• Directive
Read the lines below and count those that have the word "design". Respond with the number only.
----- Dataset rows
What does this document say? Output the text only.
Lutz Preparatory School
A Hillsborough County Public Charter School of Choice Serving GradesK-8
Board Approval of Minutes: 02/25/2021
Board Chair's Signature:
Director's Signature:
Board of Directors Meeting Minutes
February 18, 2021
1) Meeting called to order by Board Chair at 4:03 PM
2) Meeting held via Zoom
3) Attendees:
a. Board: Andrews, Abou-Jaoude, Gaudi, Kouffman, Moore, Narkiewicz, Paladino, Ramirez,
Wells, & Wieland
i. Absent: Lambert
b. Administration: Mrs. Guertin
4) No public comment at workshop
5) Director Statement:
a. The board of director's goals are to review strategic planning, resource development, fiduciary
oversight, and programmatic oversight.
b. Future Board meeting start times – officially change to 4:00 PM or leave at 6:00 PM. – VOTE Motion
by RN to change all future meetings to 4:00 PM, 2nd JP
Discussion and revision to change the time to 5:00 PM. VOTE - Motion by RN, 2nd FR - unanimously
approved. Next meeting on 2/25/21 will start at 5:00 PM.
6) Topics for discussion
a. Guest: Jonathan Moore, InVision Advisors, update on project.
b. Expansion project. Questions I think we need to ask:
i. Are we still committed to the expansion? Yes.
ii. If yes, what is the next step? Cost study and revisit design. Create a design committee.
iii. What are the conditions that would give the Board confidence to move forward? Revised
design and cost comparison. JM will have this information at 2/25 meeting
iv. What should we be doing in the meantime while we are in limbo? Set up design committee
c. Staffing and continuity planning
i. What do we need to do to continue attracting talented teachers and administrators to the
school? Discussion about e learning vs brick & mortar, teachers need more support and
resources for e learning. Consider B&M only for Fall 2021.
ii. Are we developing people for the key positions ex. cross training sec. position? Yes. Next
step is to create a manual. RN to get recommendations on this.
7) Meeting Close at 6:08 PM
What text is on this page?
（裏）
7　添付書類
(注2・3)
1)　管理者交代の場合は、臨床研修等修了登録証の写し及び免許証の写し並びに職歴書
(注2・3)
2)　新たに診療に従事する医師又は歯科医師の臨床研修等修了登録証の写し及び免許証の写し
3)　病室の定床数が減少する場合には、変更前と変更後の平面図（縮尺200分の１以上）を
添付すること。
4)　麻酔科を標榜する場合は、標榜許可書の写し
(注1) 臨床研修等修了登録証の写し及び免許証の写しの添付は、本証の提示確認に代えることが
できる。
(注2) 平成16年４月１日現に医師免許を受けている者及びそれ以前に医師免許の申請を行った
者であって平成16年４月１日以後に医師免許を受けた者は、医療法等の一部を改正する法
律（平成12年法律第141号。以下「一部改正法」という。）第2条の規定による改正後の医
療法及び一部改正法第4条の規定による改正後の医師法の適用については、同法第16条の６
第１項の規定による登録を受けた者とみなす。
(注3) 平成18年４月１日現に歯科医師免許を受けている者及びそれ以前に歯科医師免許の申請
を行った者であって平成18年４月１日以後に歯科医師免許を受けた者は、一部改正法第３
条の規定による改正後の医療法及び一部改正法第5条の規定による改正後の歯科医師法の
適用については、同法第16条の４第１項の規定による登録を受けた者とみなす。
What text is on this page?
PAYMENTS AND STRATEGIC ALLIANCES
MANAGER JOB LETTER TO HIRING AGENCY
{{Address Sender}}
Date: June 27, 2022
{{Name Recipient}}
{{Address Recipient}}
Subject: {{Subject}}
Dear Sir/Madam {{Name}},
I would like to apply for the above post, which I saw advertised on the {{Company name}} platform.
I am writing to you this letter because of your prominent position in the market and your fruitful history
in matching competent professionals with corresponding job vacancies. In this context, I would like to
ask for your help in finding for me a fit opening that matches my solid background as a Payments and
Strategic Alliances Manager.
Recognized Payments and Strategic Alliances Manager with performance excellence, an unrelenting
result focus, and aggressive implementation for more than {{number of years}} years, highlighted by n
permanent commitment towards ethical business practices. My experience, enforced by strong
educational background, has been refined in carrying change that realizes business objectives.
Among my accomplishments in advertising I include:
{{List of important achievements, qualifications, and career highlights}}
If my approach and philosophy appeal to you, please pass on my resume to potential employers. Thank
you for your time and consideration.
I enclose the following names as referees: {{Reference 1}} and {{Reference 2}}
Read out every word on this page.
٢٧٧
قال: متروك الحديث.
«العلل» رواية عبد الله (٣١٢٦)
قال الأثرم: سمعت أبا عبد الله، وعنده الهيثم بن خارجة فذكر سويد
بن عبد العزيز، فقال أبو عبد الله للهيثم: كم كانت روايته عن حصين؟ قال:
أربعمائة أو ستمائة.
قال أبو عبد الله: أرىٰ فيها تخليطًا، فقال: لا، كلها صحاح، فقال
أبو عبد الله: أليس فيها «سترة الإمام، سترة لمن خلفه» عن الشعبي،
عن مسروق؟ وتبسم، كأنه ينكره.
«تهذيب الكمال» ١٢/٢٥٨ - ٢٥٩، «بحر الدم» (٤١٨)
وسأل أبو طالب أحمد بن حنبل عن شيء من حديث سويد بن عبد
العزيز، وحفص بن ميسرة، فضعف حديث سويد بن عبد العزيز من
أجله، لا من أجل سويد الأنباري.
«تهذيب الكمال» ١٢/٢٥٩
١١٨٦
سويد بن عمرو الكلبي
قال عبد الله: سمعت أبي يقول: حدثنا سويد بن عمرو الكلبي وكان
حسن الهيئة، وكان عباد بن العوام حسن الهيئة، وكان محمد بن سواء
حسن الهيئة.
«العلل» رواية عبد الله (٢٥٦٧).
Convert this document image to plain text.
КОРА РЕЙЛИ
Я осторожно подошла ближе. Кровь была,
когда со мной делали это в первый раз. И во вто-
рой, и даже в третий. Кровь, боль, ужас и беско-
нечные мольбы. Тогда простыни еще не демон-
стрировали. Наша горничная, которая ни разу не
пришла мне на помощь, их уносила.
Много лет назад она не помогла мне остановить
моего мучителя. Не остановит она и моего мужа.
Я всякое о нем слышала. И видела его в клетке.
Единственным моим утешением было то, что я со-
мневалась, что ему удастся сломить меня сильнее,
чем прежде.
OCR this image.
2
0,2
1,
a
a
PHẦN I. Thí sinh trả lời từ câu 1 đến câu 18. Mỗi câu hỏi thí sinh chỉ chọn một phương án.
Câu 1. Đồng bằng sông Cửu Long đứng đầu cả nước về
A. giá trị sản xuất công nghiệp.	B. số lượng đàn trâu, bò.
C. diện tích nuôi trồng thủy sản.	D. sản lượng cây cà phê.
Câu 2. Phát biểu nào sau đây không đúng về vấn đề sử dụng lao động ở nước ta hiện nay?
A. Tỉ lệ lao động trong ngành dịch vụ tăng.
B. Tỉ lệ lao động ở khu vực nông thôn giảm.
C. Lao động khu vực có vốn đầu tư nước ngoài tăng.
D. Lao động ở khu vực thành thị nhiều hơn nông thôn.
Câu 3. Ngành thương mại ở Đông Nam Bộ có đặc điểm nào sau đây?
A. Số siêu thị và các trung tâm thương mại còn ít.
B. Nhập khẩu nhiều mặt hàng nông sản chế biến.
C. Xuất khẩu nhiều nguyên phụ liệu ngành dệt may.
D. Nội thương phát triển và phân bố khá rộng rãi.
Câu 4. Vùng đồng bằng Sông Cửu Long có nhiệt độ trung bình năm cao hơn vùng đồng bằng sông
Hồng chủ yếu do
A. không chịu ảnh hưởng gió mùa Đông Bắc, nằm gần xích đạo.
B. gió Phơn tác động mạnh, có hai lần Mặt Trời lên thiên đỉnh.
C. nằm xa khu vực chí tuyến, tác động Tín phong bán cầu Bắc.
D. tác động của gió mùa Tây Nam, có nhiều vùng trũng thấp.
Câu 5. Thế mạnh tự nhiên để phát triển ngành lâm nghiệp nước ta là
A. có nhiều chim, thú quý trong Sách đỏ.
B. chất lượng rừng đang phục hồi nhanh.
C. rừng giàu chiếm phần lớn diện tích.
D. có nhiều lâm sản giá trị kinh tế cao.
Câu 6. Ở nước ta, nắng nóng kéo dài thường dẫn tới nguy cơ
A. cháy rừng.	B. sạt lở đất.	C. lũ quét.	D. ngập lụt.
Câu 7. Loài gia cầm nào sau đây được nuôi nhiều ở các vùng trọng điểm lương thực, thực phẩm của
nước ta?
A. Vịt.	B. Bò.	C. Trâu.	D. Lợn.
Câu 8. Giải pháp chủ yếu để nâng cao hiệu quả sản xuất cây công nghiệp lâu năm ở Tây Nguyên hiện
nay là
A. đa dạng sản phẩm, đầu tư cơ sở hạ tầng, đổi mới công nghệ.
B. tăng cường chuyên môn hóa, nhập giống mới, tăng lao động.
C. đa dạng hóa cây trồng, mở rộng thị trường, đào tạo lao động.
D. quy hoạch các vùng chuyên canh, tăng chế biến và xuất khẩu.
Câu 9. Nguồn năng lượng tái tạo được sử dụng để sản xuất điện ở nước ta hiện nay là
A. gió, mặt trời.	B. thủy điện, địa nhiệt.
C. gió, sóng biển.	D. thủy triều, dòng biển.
----------
• The completed task
3